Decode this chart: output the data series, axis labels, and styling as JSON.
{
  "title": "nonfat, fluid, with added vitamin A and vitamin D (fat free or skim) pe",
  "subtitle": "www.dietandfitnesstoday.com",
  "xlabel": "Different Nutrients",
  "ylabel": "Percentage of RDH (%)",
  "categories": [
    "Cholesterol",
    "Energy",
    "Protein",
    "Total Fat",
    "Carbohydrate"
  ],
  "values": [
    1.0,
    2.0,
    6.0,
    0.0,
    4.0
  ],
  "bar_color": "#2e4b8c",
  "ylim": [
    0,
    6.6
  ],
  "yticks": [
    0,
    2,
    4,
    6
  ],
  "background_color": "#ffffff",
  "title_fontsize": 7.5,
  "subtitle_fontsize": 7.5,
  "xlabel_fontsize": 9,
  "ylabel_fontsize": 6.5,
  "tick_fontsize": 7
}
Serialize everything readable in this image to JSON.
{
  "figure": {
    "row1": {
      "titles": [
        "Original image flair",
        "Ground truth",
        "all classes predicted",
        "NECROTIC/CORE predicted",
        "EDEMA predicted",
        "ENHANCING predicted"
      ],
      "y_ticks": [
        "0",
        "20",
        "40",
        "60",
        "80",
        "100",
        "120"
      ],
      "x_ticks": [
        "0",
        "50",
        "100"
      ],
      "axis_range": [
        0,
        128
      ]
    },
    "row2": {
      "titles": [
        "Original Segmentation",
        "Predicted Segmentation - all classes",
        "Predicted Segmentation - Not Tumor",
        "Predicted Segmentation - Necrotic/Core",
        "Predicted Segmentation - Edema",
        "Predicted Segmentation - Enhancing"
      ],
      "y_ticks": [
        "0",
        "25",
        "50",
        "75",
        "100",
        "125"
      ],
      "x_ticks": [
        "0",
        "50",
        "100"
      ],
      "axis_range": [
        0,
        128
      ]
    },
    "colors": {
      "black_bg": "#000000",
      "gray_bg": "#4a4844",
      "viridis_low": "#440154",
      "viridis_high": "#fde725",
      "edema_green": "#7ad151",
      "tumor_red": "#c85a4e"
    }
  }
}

::::::::::

Exactly the lines from the one containing "Serialize everything readable" through the end of the entries above must be output, and no others.

Serialize everything readable in this image to JSON.
{
  "figure": {
    "row1": {
      "titles": [
        "Original image flair",
        "Ground truth",
        "all classes predicted",
        "NECROTIC/CORE predicted",
        "EDEMA predicted",
        "ENHANCING predicted"
      ],
      "y_ticks": [
        "0",
        "20",
        "40",
        "60",
        "80",
        "100",
        "120"
      ],
      "x_ticks": [
        "0",
        "50",
        "100"
      ],
      "axis_range": [
        0,
        128
      ]
    },
    "row2": {
      "titles": [
        "Original Segmentation",
        "Predicted Segmentation - all classes",
        "Predicted Segmentation - Not Tumor",
        "Predicted Segmentation - Necrotic/Core",
        "Predicted Segmentation - Edema",
        "Predicted Segmentation - Enhancing"
      ],
      "y_ticks": [
        "0",
        "25",
        "50",
        "75",
        "100",
        "125"
      ],
      "x_ticks": [
        "0",
        "50",
        "100"
      ],
      "axis_range": [
        0,
        128
      ]
    },
    "colors": {
      "black_bg": "#000000",
      "gray_bg": "#4a4844",
      "viridis_low": "#440154",
      "viridis_high": "#fde725",
      "edema_green": "#7ad151",
      "tumor_red": "#c85a4e"
    }
  }
}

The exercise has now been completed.